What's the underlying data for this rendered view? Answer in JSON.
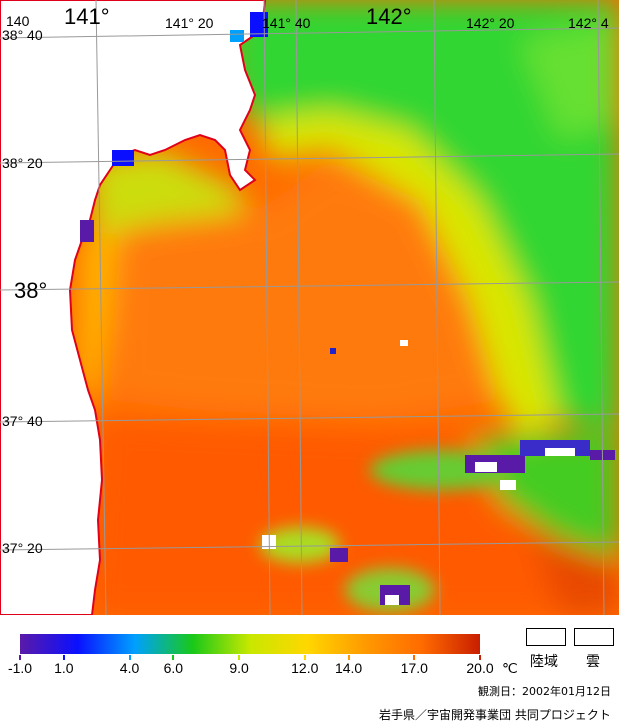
{
  "map": {
    "longitude_labels": [
      "140",
      "141°",
      "141° 20",
      "141° 40",
      "142°",
      "142° 20",
      "142° 4"
    ],
    "latitude_labels": [
      "38° 40",
      "38° 20",
      "38°",
      "37° 40",
      "37° 20"
    ]
  },
  "legend": {
    "ticks": [
      "-1.0",
      "1.0",
      "4.0",
      "6.0",
      "9.0",
      "12.0",
      "14.0",
      "17.0",
      "20.0"
    ],
    "unit": "℃",
    "land_label": "陸域",
    "cloud_label": "雲",
    "colors": [
      "#5a1aa8",
      "#0a10ff",
      "#00a0ff",
      "#19c819",
      "#c8e800",
      "#ffd700",
      "#ff9a00",
      "#ff6a00",
      "#c81e00"
    ]
  },
  "footer": {
    "date": "観測日：2002年01月12日",
    "credit": "岩手県／宇宙開発事業団 共同プロジェクト"
  }
}
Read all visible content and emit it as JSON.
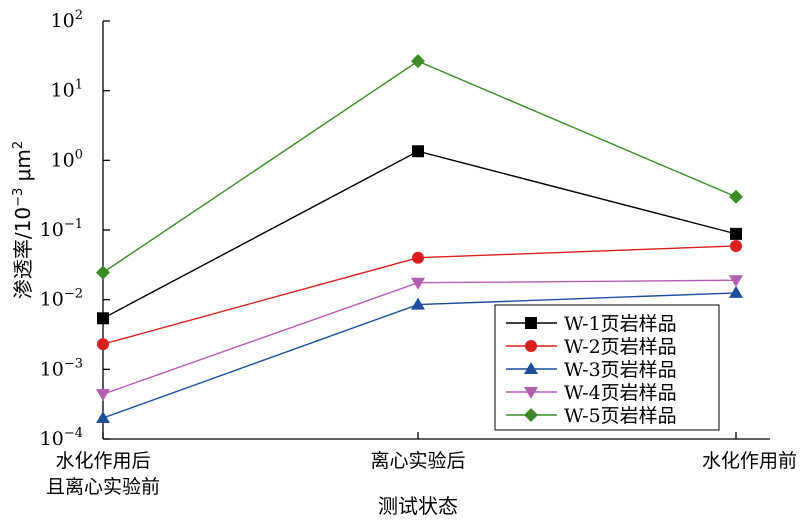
{
  "chart_data": {
    "type": "line",
    "y_scale": "log",
    "ylim": [
      0.0001,
      100
    ],
    "yticks": [
      {
        "value": 0.0001,
        "base": "10",
        "exp": "−4"
      },
      {
        "value": 0.001,
        "base": "10",
        "exp": "−3"
      },
      {
        "value": 0.01,
        "base": "10",
        "exp": "−2"
      },
      {
        "value": 0.1,
        "base": "10",
        "exp": "−1"
      },
      {
        "value": 1,
        "base": "10",
        "exp": "0"
      },
      {
        "value": 10,
        "base": "10",
        "exp": "1"
      },
      {
        "value": 100,
        "base": "10",
        "exp": "2"
      }
    ],
    "categories": [
      [
        "水化作用后",
        "且离心实验前"
      ],
      [
        "离心实验后"
      ],
      [
        "水化作用前"
      ]
    ],
    "xlabel": "测试状态",
    "ylabel_main": "渗透率/10",
    "ylabel_exp": "−3",
    "ylabel_unit": " μm",
    "ylabel_unit_exp": "2",
    "legend_position": "bottom-right",
    "series": [
      {
        "name": "W-1页岩样品",
        "color": "#000000",
        "marker": "square",
        "values": [
          0.0054,
          1.35,
          0.088
        ]
      },
      {
        "name": "W-2页岩样品",
        "color": "#d81e1e",
        "marker": "circle",
        "values": [
          0.0023,
          0.04,
          0.059
        ]
      },
      {
        "name": "W-3页岩样品",
        "color": "#1f4e9c",
        "marker": "triangle-up",
        "values": [
          0.0002,
          0.0085,
          0.0125
        ]
      },
      {
        "name": "W-4页岩样品",
        "color": "#b35fb0",
        "marker": "triangle-down",
        "values": [
          0.00044,
          0.0175,
          0.019
        ]
      },
      {
        "name": "W-5页岩样品",
        "color": "#3e8a28",
        "marker": "diamond",
        "values": [
          0.0245,
          26.5,
          0.3
        ]
      }
    ]
  }
}
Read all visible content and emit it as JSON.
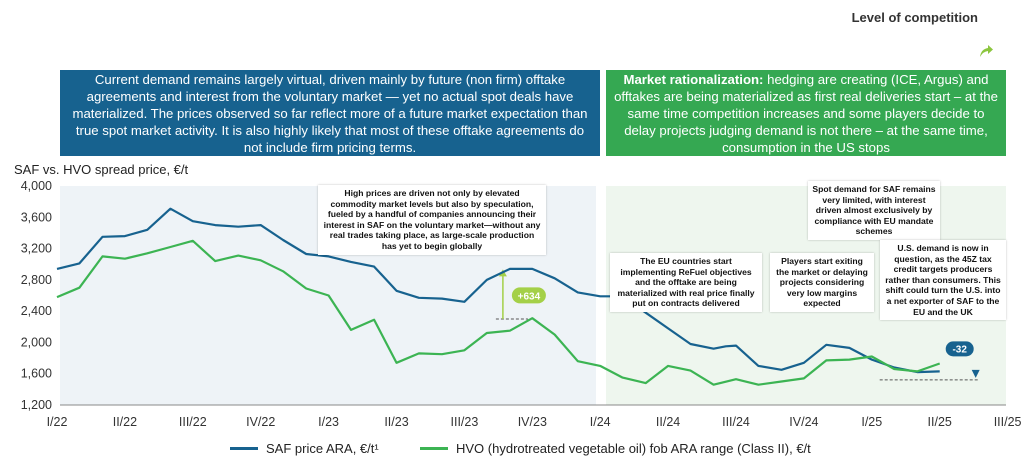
{
  "header": {
    "title": "Level of competition"
  },
  "banners": {
    "left": "Current demand remains largely virtual, driven mainly by future (non firm) offtake agreements and interest from the voluntary market — yet no actual spot deals have materialized. The prices observed so far reflect more of a future market expectation than true spot market activity. It is also highly likely that most of these offtake agreements do not include firm pricing terms.",
    "right_bold": "Market rationalization:",
    "right_rest": " hedging are creating (ICE, Argus) and offtakes are being materialized as first real deliveries start – at the same time competition increases and some players decide to delay projects judging demand is not there – at the same time, consumption in the US stops"
  },
  "annotations": {
    "speculation": "High prices are driven not only by elevated commodity market levels but also by speculation, fueled by a handful of companies announcing their interest in SAF on the voluntary market—without any real trades taking place, as large-scale production has yet to begin globally",
    "eu_refuel": "The EU countries start implementing ReFuel objectives and the offtake are being materialized with real price finally put on contracts delivered",
    "players_exit": "Players start exiting the market or delaying projects considering very low margins expected",
    "spot_demand": "Spot demand for SAF remains very limited, with interest driven almost exclusively by compliance with EU mandate schemes",
    "us_demand": "U.S. demand is now in question, as the 45Z tax credit targets producers rather than consumers. This shift could turn the U.S. into a net exporter of SAF to the EU and the UK"
  },
  "chart_data": {
    "type": "line",
    "title": "SAF vs. HVO spread price, €/t",
    "xlabel": "",
    "ylabel": "",
    "ylim": [
      1200,
      4000
    ],
    "yticks": [
      "4,000",
      "3,600",
      "3,200",
      "2,800",
      "2,400",
      "2,000",
      "1,600",
      "1,200"
    ],
    "xtick_labels": [
      "I/22",
      "II/22",
      "III/22",
      "IV/22",
      "I/23",
      "II/23",
      "III/23",
      "IV/23",
      "I/24",
      "II/24",
      "III/24",
      "IV/24",
      "I/25",
      "II/25",
      "III/25"
    ],
    "grid": false,
    "legend_position": "bottom",
    "series": [
      {
        "name": "SAF price ARA, €/t¹",
        "color": "#17628f",
        "points": [
          [
            0.0,
            2940
          ],
          [
            0.33,
            3010
          ],
          [
            0.67,
            3350
          ],
          [
            1.0,
            3360
          ],
          [
            1.33,
            3440
          ],
          [
            1.67,
            3710
          ],
          [
            2.0,
            3550
          ],
          [
            2.33,
            3500
          ],
          [
            2.67,
            3480
          ],
          [
            3.0,
            3500
          ],
          [
            3.33,
            3310
          ],
          [
            3.67,
            3130
          ],
          [
            4.0,
            3100
          ],
          [
            4.33,
            3030
          ],
          [
            4.67,
            2970
          ],
          [
            5.0,
            2660
          ],
          [
            5.33,
            2570
          ],
          [
            5.67,
            2560
          ],
          [
            6.0,
            2520
          ],
          [
            6.33,
            2800
          ],
          [
            6.67,
            2940
          ],
          [
            7.0,
            2940
          ],
          [
            7.33,
            2820
          ],
          [
            7.67,
            2640
          ],
          [
            8.0,
            2590
          ],
          [
            8.33,
            2590
          ],
          [
            8.67,
            2380
          ],
          [
            9.0,
            2180
          ],
          [
            9.33,
            1980
          ],
          [
            9.67,
            1920
          ],
          [
            9.85,
            1950
          ],
          [
            10.0,
            1960
          ],
          [
            10.33,
            1700
          ],
          [
            10.67,
            1650
          ],
          [
            11.0,
            1740
          ],
          [
            11.33,
            1970
          ],
          [
            11.67,
            1930
          ],
          [
            12.0,
            1780
          ],
          [
            12.33,
            1680
          ],
          [
            12.67,
            1620
          ],
          [
            13.0,
            1630
          ]
        ]
      },
      {
        "name": "HVO (hydrotreated vegetable oil) fob ARA range (Class II), €/t",
        "color": "#3cb453",
        "points": [
          [
            0.0,
            2580
          ],
          [
            0.33,
            2700
          ],
          [
            0.67,
            3100
          ],
          [
            1.0,
            3070
          ],
          [
            1.33,
            3140
          ],
          [
            1.67,
            3220
          ],
          [
            2.0,
            3300
          ],
          [
            2.33,
            3040
          ],
          [
            2.67,
            3110
          ],
          [
            3.0,
            3050
          ],
          [
            3.33,
            2910
          ],
          [
            3.67,
            2690
          ],
          [
            4.0,
            2600
          ],
          [
            4.33,
            2160
          ],
          [
            4.67,
            2290
          ],
          [
            5.0,
            1740
          ],
          [
            5.33,
            1860
          ],
          [
            5.67,
            1850
          ],
          [
            6.0,
            1900
          ],
          [
            6.33,
            2120
          ],
          [
            6.67,
            2150
          ],
          [
            7.0,
            2310
          ],
          [
            7.33,
            2100
          ],
          [
            7.67,
            1760
          ],
          [
            8.0,
            1700
          ],
          [
            8.33,
            1550
          ],
          [
            8.67,
            1480
          ],
          [
            9.0,
            1700
          ],
          [
            9.33,
            1640
          ],
          [
            9.67,
            1460
          ],
          [
            10.0,
            1530
          ],
          [
            10.33,
            1460
          ],
          [
            10.67,
            1500
          ],
          [
            11.0,
            1540
          ],
          [
            11.33,
            1770
          ],
          [
            11.67,
            1780
          ],
          [
            12.0,
            1820
          ],
          [
            12.33,
            1660
          ],
          [
            12.67,
            1630
          ],
          [
            13.0,
            1730
          ]
        ]
      }
    ],
    "callouts": [
      {
        "label": "+634",
        "x": 6.67,
        "from": 2300,
        "to": 2934,
        "color": "#a4d048"
      },
      {
        "label": "-32",
        "x": 13.0,
        "from": 1630,
        "to": 1598,
        "color": "#17628f"
      }
    ]
  }
}
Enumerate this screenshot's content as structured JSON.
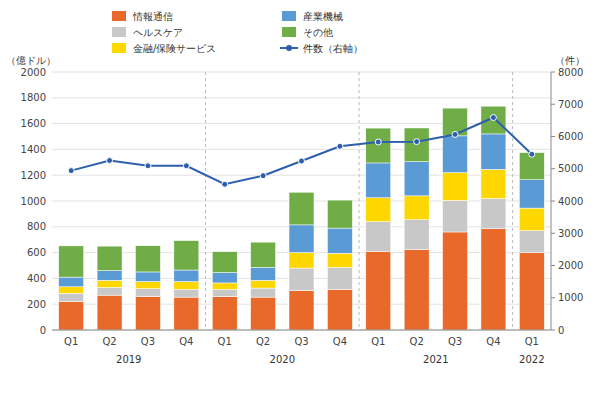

→ GIVEN REQUEST:
Using the listing, collect all lines in which the string "bottom" is found.

→ THE COMPLETED TASK:
    "legend_position": "bottom-right",
    "legend_position": "bottom",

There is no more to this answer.